- DATA PROVIDED
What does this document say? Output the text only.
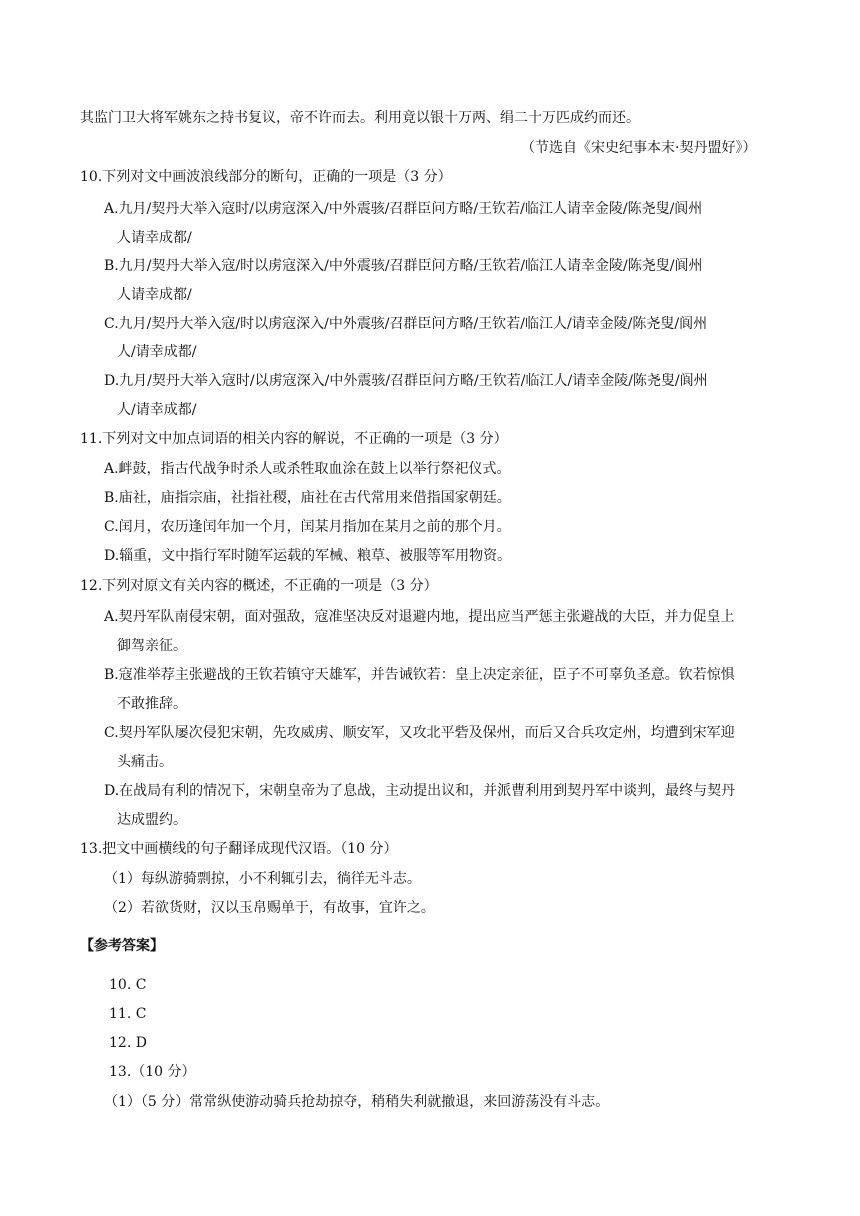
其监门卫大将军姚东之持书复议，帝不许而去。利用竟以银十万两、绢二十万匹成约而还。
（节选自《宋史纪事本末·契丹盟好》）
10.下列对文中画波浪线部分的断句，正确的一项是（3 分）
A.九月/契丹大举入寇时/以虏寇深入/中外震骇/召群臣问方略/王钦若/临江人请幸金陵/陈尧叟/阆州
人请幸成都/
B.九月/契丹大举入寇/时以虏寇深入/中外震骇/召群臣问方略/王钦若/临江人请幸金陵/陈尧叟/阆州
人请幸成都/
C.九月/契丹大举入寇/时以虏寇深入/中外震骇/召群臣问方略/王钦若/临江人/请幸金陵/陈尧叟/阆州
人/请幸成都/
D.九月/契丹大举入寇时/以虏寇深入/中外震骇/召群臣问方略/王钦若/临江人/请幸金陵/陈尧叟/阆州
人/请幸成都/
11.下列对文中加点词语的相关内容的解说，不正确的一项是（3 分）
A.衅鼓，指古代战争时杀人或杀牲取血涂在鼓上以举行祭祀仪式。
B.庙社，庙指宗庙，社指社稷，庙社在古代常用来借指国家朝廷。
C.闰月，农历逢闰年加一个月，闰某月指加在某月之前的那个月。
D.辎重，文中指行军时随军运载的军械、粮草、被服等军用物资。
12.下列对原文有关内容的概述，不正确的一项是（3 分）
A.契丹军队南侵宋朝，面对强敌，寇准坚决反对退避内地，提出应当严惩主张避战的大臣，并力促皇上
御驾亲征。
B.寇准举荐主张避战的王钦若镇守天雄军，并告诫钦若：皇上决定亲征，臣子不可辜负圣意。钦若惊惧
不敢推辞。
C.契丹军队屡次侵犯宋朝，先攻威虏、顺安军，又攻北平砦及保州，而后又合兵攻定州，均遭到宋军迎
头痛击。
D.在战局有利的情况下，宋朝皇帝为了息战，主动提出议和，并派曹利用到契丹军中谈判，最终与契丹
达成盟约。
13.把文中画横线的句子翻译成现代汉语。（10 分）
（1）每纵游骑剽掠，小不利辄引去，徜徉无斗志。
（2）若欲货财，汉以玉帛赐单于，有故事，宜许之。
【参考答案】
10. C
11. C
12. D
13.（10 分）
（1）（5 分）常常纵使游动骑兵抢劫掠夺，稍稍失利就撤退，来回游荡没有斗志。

- PROBLEM STATEMENT
Return only the count of lines in the records that hold the word "中外震骇".

- OUTPUT FOR THIS TASK
4